Goldstein et al. (2015) have focused on impaired vesicular storage mechanisms for decades. They stress the failure of the presynaptic machinery in PD dopamine terminals and the risk of endogenous over-production of toxic aldehydes. Interestingly, patients with PSP also showed a reduced production of DOPAC (Goldstein et al., 2015; Stefani et al., 2016), indicating that tauopathies and synucleinopathies may share disturbed presynaptic dopamine terminals. However, preliminary data indicated that the noradrenaline (NE)/Dihydroxyphenylglycine (DHPG) ratio might also be altered, shedding light on the NE pathway; therefore, this effect requires further elucidation, as documented here.
CSF Noradrenaline in Patients With PSP and PD: Our Center Study
Here, we report the preliminary data from our center. We recruited 15 patients with PSP, who were followed-up with, at our site, for at least 3 years (including 2 years after CSF sample collection). The Ethical Committee of the University of Tor Vergata approved this study, including formal consent released by each patient (plus qualified caregiver), including all procedures (imaging and CSF sampling).

**EXCERPTED RECORDS**
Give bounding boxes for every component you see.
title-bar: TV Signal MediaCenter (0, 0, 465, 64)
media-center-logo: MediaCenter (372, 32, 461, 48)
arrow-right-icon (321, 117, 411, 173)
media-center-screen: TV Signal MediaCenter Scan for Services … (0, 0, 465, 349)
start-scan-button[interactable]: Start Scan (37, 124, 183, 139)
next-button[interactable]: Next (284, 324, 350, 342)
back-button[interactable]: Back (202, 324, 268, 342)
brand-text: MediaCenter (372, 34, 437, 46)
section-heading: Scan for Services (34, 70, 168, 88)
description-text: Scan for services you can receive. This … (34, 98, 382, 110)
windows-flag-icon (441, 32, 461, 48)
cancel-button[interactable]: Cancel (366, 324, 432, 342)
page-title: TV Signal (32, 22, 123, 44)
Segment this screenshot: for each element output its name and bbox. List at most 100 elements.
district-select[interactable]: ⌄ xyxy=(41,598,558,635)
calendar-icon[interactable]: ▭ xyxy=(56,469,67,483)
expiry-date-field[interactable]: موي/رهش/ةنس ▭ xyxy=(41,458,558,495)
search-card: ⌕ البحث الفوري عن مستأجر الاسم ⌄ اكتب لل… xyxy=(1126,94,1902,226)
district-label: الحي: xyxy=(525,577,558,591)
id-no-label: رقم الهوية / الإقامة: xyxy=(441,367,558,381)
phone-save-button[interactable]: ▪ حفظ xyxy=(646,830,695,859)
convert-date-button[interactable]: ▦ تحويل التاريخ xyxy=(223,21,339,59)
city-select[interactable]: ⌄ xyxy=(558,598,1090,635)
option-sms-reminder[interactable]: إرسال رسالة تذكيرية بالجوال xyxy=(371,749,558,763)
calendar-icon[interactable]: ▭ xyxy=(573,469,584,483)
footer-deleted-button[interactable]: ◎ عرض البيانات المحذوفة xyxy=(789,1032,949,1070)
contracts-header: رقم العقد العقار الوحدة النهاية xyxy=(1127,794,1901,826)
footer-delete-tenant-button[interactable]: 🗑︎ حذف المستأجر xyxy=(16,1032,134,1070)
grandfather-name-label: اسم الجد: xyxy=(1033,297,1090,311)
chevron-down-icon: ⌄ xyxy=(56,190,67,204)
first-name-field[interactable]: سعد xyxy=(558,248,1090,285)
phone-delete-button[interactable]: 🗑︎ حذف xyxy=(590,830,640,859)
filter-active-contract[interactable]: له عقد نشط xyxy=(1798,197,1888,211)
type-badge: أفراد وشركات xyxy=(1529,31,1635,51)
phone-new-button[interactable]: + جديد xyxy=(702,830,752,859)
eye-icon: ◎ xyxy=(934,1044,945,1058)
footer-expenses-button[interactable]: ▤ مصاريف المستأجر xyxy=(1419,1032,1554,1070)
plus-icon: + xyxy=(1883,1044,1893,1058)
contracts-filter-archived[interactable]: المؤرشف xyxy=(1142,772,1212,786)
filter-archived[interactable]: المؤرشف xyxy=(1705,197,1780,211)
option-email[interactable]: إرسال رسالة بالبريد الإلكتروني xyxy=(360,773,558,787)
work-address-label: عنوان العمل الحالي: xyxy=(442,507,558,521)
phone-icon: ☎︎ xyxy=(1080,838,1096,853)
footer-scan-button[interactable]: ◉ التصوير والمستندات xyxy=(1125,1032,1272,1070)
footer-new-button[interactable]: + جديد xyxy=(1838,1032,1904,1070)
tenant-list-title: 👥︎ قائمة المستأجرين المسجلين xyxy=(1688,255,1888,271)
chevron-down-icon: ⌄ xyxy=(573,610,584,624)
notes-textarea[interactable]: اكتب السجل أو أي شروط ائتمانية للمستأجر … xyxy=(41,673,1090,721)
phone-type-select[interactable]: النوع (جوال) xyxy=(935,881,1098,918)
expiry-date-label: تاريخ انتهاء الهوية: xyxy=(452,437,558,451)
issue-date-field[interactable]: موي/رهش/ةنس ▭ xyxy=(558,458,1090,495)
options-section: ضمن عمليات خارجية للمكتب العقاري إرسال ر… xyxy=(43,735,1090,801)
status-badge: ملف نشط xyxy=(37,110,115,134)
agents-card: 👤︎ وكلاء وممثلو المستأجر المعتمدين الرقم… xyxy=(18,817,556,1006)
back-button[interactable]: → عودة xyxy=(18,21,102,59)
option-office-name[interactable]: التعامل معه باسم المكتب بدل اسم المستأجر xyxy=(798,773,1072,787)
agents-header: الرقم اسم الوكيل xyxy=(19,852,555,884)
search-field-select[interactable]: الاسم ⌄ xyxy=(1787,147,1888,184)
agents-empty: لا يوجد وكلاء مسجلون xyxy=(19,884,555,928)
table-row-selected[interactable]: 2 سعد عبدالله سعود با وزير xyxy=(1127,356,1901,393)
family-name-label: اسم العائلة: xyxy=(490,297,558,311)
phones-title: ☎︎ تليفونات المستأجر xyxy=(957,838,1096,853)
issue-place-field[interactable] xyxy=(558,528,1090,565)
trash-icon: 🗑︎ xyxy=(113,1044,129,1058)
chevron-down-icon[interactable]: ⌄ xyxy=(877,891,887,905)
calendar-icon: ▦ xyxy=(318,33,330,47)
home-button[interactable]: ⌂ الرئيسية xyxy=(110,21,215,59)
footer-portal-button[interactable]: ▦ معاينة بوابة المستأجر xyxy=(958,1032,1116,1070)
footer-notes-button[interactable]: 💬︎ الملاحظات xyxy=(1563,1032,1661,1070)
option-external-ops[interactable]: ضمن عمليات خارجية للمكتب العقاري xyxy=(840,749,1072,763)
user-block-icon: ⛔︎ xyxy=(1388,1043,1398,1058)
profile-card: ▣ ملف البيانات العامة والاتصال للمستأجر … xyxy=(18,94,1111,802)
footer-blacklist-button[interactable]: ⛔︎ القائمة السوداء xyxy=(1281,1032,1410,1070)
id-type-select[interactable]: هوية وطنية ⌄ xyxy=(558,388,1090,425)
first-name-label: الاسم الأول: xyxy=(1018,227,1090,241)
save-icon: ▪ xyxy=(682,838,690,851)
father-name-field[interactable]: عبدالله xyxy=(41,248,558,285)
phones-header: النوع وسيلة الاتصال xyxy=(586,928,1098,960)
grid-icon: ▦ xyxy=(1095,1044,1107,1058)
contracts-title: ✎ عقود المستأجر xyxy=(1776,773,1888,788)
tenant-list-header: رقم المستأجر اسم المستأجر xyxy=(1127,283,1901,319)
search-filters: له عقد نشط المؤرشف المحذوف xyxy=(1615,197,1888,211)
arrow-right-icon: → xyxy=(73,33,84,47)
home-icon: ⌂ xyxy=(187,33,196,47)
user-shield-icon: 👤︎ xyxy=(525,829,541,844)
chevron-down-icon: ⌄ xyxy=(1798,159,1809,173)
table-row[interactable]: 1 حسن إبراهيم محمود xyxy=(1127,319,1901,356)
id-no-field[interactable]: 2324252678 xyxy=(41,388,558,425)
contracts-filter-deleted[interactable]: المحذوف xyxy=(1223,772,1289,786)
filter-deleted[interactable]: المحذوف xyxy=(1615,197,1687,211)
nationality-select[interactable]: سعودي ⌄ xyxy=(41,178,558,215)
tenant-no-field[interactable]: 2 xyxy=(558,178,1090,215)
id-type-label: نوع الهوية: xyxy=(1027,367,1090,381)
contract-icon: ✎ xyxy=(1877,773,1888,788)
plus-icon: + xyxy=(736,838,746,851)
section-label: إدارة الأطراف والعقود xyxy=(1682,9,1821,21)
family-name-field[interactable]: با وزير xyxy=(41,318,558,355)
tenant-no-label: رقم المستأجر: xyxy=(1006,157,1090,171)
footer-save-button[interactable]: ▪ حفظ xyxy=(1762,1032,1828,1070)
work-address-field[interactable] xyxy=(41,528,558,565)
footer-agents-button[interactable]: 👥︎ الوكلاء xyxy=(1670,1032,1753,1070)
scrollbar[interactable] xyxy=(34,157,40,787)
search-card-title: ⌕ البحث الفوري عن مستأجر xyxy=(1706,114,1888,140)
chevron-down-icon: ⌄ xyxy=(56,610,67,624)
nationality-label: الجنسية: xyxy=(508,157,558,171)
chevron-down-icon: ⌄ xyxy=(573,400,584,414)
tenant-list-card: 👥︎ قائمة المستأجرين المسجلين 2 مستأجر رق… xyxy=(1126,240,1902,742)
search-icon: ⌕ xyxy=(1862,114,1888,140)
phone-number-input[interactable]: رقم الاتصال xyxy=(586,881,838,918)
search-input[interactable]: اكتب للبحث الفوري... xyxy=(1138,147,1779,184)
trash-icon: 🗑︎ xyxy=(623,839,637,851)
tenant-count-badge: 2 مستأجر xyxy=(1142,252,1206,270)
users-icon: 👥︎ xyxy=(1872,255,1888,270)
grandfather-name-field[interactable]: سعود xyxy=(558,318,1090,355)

**INSTRUCTIONS FOR THE TASK**
From the text on noradrenaline in PSP and PD, output the part that opens with the words containing "CSF Noradrenaline in" and closes with "and CSF sampling).". The records aren't needed for this work.

**PROBLEM SOLUTION**
CSF Noradrenaline in Patients With PSP and PD: Our Center Study
Here, we report the preliminary data from our center. We recruited 15 patients with PSP, who were followed-up with, at our site, for at least 3 years (including 2 years after CSF sample collection). The Ethical Committee of the University of Tor Vergata approved this study, including formal consent released by each patient (plus qualified caregiver), including all procedures (imaging and CSF sampling).